— The input —
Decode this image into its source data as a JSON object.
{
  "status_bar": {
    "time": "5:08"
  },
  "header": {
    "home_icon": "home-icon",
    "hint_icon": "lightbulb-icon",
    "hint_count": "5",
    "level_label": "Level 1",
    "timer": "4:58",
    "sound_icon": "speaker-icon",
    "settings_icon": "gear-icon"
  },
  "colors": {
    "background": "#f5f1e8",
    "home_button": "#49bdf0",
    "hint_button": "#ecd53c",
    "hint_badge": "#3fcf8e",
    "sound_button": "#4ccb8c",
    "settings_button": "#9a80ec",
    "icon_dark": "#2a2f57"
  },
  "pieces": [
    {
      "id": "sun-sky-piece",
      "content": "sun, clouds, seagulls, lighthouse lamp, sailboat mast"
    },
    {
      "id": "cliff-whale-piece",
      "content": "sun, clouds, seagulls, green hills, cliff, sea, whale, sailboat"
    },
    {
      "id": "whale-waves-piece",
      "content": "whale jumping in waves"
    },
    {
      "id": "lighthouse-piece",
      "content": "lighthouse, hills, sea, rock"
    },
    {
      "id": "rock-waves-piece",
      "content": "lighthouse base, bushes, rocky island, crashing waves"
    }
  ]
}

— Given instruction —
Using the listing above, retype each line exactly.

— Solution below —
Decode this image into its source data as a JSON object.
{
  "status_bar": {
    "time": "5:08"
  },
  "header": {
    "home_icon": "home-icon",
    "hint_icon": "lightbulb-icon",
    "hint_count": "5",
    "level_label": "Level 1",
    "timer": "4:58",
    "sound_icon": "speaker-icon",
    "settings_icon": "gear-icon"
  },
  "colors": {
    "background": "#f5f1e8",
    "home_button": "#49bdf0",
    "hint_button": "#ecd53c",
    "hint_badge": "#3fcf8e",
    "sound_button": "#4ccb8c",
    "settings_button": "#9a80ec",
    "icon_dark": "#2a2f57"
  },
  "pieces": [
    {
      "id": "sun-sky-piece",
      "content": "sun, clouds, seagulls, lighthouse lamp, sailboat mast"
    },
    {
      "id": "cliff-whale-piece",
      "content": "sun, clouds, seagulls, green hills, cliff, sea, whale, sailboat"
    },
    {
      "id": "whale-waves-piece",
      "content": "whale jumping in waves"
    },
    {
      "id": "lighthouse-piece",
      "content": "lighthouse, hills, sea, rock"
    },
    {
      "id": "rock-waves-piece",
      "content": "lighthouse base, bushes, rocky island, crashing waves"
    }
  ]
}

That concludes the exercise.